• [WHAT THIS TASK INVOLVES] Below are records; count the lines in them that hold "content" and give only the count.
* start AVAILABLE DATA *
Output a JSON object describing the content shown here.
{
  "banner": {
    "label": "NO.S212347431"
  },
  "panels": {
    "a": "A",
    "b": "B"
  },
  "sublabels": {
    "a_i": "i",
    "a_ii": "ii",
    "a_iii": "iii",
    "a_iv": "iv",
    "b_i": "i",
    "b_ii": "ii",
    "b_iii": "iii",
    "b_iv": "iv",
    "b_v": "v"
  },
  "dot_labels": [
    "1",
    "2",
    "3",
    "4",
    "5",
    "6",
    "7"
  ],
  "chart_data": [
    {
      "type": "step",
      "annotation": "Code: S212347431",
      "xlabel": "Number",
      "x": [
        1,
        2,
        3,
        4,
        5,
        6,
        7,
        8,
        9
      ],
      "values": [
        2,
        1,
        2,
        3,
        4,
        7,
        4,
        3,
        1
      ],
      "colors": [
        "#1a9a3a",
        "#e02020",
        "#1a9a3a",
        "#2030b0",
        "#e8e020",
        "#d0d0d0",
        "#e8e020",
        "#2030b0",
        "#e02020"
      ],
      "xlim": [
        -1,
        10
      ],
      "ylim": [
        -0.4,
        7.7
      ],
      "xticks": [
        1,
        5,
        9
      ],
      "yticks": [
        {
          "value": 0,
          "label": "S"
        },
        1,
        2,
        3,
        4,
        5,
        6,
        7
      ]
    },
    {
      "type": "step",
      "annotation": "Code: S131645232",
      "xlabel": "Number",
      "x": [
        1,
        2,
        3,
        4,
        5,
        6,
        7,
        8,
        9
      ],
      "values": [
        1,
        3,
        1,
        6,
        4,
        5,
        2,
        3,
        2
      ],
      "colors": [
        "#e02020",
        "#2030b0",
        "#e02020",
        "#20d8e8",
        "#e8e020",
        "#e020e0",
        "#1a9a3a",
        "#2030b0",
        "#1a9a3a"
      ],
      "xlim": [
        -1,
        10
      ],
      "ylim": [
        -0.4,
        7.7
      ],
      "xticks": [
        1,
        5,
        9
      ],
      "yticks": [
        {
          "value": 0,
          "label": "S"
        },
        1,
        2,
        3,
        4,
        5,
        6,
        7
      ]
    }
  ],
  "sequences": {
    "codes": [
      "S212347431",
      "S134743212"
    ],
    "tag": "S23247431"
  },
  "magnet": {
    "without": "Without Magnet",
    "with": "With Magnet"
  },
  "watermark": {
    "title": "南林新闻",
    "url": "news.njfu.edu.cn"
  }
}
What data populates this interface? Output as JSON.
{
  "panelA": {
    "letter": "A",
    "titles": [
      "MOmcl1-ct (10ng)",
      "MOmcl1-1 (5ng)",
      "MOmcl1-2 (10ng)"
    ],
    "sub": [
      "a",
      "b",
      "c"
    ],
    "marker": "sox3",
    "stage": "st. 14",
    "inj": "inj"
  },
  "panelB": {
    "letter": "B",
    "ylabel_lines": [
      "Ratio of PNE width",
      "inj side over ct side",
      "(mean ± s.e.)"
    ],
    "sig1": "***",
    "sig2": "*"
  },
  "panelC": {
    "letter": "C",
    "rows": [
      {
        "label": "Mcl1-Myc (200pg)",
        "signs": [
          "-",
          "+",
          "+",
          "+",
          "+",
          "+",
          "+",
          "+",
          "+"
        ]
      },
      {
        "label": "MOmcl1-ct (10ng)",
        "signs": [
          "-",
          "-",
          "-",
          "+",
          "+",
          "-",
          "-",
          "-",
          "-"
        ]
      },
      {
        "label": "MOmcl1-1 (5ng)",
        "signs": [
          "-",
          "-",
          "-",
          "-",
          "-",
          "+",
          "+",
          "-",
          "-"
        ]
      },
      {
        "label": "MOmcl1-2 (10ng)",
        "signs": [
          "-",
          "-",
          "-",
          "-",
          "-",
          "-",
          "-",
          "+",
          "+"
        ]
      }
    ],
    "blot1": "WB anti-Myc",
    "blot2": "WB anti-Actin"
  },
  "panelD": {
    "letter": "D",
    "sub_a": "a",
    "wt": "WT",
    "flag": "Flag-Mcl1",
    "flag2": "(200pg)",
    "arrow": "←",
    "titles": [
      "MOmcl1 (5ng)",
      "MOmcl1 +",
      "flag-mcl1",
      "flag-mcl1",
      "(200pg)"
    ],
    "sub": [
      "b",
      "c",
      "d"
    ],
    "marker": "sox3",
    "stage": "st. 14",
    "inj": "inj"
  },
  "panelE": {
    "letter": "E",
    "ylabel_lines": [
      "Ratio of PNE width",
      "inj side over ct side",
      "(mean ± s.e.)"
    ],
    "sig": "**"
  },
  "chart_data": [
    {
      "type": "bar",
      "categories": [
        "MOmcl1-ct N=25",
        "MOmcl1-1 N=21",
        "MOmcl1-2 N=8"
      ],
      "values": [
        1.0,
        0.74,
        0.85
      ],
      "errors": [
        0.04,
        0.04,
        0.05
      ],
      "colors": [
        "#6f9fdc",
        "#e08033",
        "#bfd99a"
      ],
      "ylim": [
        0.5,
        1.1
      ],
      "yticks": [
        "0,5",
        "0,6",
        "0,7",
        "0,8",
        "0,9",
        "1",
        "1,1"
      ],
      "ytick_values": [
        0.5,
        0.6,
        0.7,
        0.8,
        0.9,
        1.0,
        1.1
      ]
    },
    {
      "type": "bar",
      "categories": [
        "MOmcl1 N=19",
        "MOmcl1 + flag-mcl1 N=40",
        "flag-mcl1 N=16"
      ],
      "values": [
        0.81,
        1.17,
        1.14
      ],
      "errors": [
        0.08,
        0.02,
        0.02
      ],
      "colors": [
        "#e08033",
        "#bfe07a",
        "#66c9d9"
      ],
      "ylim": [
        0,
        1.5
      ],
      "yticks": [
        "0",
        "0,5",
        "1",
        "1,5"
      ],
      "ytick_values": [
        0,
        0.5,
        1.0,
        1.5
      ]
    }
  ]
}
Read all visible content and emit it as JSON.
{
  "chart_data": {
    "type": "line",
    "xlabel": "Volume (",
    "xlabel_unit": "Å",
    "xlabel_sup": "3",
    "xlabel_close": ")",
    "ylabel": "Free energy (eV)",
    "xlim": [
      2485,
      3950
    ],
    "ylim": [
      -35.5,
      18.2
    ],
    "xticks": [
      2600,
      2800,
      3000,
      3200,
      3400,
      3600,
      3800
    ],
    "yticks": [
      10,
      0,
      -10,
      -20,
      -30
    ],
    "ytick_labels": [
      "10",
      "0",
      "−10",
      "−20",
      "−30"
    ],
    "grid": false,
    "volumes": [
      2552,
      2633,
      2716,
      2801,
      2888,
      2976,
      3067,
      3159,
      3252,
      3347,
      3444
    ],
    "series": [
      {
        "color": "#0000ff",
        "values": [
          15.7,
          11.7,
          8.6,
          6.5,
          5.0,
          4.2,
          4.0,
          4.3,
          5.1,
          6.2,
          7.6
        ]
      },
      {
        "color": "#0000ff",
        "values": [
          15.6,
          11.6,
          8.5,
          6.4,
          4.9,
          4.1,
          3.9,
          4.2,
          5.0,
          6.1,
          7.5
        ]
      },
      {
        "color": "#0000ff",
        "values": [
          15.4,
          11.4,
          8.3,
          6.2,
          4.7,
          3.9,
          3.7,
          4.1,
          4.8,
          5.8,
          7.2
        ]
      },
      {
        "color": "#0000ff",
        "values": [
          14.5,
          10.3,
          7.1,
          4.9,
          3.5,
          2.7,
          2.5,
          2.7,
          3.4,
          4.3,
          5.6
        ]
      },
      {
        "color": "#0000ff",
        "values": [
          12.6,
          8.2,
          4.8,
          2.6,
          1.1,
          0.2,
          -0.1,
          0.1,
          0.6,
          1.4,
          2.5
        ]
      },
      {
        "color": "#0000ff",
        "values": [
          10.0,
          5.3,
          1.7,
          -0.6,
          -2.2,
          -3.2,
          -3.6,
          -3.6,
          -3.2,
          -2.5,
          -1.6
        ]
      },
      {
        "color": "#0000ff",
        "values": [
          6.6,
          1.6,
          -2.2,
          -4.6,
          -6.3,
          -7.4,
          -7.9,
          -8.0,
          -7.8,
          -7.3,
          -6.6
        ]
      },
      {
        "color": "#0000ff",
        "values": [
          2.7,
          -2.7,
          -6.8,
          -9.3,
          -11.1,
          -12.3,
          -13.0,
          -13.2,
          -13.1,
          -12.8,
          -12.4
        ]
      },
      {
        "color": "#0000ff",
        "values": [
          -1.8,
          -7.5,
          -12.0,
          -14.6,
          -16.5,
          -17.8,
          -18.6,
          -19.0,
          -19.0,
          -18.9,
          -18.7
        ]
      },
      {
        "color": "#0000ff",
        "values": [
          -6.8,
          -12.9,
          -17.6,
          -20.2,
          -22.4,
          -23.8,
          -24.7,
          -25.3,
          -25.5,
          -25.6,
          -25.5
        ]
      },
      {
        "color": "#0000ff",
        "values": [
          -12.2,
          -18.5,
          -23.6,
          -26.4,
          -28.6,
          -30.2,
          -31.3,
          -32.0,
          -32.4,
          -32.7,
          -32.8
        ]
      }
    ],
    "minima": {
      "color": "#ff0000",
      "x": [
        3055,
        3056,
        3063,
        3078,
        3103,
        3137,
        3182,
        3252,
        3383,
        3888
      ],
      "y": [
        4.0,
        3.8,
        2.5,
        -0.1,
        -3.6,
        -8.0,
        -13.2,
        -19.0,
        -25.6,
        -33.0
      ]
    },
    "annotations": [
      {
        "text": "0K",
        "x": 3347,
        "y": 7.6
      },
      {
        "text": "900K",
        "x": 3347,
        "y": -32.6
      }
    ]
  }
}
* end AVAILABLE DATA *
• [SOLUTION] 2